---------- Material shown

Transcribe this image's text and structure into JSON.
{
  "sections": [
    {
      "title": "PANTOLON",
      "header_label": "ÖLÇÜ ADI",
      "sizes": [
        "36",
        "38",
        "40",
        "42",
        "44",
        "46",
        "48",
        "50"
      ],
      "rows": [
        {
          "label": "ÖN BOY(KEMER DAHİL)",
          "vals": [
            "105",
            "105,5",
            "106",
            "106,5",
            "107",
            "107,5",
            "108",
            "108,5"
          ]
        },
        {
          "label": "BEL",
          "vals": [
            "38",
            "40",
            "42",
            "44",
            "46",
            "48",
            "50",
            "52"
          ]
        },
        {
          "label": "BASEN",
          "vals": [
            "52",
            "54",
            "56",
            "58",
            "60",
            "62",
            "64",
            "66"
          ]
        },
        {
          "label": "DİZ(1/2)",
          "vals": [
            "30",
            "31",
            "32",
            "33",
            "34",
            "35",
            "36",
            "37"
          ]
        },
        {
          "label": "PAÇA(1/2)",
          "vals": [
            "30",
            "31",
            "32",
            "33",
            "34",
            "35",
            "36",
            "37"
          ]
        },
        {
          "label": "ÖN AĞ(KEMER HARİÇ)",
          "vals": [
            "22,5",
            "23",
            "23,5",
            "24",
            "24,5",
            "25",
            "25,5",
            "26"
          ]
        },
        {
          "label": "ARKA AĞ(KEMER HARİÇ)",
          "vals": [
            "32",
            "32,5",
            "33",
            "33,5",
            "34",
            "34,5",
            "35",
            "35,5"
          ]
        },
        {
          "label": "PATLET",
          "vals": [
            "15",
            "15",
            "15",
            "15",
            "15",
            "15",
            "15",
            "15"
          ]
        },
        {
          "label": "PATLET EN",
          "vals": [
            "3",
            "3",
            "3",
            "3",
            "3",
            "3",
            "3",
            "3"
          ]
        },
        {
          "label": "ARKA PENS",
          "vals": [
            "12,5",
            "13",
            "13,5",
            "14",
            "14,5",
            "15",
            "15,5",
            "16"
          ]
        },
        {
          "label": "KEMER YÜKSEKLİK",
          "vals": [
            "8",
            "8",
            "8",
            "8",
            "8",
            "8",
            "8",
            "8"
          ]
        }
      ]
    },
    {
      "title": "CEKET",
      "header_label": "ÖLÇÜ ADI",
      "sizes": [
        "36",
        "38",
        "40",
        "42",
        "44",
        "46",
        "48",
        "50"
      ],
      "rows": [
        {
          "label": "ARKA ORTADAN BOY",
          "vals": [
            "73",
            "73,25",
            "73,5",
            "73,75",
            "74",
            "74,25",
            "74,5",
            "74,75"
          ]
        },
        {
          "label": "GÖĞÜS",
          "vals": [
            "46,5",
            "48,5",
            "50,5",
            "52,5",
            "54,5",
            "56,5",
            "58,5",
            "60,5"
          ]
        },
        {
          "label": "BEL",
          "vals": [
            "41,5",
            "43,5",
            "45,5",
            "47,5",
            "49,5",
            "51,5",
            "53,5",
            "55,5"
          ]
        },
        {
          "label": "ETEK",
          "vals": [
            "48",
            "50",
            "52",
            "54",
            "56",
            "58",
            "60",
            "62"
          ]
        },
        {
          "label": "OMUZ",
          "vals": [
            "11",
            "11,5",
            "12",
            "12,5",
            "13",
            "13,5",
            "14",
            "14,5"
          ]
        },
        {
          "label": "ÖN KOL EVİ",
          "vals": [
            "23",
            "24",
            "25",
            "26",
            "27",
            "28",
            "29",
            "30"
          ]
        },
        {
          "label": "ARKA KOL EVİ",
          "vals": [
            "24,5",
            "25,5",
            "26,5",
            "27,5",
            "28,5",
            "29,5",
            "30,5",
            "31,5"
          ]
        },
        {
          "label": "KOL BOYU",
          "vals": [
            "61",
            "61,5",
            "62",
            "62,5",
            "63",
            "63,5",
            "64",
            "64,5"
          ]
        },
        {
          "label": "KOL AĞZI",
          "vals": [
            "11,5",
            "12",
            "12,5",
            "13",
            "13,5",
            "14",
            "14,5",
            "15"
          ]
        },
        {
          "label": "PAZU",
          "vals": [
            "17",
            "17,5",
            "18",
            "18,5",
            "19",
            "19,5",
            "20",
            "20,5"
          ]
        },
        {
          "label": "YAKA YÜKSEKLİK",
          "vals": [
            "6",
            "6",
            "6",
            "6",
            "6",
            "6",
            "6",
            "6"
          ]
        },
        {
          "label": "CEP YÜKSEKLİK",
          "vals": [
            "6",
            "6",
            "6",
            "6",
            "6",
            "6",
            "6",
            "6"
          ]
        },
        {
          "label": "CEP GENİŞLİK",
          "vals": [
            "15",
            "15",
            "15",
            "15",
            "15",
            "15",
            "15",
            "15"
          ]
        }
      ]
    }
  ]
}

--------------------

(Task)
Lines of the material that contain the word "HARİÇ" are to be gathered.

(Result for this exercise)
          "label": "ÖN AĞ(KEMER HARİÇ)",
          "label": "ARKA AĞ(KEMER HARİÇ)",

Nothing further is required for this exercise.